**TASK STATEMENT**
Extract all lines that hold "General" from the records below.

**INPUT DATA**
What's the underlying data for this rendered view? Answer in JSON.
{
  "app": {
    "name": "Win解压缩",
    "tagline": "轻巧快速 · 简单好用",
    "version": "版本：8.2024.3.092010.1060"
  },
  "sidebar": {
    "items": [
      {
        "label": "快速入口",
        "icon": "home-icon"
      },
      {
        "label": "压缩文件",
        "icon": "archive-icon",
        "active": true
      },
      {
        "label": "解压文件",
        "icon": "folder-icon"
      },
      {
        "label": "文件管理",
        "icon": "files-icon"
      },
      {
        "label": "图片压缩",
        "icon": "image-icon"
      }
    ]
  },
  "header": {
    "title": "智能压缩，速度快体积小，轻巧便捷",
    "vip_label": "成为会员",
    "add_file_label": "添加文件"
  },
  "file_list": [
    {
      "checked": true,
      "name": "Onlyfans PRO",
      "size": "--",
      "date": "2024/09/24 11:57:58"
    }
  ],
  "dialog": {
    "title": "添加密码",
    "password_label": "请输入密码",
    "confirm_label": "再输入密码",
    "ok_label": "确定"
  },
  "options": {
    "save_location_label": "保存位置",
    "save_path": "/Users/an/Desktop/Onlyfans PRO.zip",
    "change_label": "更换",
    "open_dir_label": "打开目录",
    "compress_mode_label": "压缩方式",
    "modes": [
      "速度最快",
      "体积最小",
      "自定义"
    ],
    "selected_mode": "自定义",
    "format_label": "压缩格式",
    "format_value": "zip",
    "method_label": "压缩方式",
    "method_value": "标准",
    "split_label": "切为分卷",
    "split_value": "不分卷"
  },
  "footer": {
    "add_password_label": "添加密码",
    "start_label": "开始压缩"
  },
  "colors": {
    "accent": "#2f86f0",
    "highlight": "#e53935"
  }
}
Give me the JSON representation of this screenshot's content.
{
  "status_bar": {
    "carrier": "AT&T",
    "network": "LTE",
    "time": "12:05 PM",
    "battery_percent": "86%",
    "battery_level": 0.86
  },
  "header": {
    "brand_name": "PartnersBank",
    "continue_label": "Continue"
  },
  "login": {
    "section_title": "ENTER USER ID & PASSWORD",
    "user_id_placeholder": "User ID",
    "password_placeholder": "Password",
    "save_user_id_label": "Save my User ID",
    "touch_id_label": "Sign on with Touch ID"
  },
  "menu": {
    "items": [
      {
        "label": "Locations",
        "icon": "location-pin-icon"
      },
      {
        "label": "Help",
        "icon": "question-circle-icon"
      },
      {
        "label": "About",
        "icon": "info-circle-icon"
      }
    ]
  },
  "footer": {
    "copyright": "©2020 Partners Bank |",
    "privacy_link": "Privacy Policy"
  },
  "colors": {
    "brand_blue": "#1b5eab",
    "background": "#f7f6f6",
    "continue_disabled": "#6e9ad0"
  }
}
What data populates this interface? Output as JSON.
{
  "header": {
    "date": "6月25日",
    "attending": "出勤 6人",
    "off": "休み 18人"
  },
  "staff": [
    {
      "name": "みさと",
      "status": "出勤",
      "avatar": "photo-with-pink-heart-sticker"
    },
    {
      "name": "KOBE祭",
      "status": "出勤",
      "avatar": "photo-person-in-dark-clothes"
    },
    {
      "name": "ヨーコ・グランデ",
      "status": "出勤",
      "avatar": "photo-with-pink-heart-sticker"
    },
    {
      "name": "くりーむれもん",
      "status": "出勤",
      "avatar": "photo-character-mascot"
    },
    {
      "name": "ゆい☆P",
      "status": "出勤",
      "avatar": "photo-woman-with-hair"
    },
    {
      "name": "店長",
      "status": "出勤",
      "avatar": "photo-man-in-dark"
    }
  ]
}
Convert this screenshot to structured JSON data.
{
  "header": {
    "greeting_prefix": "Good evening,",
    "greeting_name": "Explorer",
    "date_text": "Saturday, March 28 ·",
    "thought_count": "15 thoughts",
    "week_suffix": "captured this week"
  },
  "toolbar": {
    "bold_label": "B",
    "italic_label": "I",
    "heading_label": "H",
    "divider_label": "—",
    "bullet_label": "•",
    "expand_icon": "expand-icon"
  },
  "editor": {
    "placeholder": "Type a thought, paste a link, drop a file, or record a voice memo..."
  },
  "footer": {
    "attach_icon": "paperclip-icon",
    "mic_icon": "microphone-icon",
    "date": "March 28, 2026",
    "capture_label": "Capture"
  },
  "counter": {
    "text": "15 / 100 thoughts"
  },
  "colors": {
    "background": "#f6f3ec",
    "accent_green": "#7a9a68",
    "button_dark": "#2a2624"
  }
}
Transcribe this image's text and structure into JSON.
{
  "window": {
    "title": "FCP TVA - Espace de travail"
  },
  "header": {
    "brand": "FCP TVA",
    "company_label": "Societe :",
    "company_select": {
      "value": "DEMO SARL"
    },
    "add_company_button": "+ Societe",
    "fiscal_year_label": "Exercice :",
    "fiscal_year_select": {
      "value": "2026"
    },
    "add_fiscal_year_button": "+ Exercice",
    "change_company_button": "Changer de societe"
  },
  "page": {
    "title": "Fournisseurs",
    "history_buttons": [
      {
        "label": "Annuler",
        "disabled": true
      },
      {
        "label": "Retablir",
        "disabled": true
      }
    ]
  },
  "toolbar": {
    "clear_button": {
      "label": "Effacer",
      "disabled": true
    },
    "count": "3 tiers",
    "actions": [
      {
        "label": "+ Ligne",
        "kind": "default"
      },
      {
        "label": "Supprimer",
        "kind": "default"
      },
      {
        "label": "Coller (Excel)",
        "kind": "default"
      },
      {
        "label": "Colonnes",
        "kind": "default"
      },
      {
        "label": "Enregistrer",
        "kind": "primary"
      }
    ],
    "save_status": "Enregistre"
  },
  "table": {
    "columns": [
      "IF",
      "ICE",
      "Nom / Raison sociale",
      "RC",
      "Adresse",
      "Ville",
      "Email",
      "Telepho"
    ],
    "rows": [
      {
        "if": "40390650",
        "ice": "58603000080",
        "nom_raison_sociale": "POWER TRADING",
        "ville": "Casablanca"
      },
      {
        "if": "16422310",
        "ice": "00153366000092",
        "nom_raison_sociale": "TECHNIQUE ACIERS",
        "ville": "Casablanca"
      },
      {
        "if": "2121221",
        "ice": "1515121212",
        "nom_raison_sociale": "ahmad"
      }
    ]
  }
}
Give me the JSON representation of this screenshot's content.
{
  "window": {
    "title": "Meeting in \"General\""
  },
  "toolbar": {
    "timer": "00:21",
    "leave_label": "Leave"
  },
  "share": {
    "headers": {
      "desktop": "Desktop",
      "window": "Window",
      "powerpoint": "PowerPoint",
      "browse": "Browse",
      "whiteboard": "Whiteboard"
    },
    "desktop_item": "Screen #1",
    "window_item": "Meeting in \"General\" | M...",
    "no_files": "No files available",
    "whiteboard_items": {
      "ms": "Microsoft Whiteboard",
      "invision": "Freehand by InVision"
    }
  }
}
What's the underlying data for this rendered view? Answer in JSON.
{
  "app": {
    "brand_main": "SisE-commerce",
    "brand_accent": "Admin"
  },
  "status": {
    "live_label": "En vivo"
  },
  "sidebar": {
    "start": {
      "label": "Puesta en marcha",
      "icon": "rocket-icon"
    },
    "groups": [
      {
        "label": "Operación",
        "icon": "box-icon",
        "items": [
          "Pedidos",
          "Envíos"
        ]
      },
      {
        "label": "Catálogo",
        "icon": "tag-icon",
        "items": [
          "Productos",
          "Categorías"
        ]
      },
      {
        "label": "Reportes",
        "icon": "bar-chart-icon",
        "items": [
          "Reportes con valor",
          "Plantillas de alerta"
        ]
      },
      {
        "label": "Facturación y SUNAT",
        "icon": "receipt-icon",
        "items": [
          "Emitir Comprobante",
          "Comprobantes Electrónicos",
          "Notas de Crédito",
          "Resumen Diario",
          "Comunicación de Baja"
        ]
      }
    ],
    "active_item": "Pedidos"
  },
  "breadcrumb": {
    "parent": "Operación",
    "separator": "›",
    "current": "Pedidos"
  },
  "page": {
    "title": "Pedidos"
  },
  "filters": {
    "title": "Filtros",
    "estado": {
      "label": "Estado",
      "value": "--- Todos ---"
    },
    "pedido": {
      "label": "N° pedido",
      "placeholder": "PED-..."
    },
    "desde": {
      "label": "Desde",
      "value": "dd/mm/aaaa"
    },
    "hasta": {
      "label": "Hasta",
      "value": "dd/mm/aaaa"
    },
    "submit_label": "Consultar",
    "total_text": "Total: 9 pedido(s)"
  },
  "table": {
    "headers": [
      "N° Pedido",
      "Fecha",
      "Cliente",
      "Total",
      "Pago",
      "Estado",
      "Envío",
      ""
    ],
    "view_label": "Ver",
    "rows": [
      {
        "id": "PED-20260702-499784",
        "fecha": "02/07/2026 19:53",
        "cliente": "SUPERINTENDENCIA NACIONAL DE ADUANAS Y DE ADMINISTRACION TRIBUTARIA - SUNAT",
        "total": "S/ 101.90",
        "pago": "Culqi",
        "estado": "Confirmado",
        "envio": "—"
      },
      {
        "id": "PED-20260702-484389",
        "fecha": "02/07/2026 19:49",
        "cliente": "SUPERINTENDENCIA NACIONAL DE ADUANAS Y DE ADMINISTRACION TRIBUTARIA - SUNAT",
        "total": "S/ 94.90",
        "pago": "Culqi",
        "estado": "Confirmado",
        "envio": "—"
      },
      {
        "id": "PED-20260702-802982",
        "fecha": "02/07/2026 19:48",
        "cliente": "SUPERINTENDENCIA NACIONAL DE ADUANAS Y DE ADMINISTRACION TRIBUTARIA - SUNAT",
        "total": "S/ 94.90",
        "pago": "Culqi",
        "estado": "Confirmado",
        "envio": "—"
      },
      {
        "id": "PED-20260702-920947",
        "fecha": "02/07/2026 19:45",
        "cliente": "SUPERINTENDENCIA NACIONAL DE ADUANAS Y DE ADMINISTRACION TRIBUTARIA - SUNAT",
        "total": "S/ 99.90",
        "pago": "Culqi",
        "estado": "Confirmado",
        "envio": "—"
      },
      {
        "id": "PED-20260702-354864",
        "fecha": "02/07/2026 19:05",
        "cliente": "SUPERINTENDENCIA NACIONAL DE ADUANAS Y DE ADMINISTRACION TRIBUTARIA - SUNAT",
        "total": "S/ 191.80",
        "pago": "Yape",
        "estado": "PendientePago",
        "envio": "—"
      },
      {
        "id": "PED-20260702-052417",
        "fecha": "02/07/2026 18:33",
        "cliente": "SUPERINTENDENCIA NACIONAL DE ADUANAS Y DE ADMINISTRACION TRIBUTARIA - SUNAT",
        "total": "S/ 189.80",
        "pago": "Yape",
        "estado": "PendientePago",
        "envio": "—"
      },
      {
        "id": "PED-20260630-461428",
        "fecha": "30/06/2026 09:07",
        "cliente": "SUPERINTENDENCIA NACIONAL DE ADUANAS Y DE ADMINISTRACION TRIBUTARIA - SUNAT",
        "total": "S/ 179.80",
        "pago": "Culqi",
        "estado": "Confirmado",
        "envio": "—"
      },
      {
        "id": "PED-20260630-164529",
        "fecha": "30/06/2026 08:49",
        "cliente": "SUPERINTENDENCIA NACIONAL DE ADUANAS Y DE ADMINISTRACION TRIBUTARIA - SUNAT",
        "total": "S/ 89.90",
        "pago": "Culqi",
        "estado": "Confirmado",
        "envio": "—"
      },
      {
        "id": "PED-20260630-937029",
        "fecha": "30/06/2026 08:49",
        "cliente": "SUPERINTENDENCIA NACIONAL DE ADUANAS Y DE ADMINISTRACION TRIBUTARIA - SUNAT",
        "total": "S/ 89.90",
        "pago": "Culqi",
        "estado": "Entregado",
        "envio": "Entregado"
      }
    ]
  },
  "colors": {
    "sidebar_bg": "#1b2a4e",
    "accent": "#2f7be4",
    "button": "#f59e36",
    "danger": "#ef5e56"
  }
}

**FULL OUTPUT**
    "title": "Meeting in \"General\""
    "window_item": "Meeting in \"General\" | M...",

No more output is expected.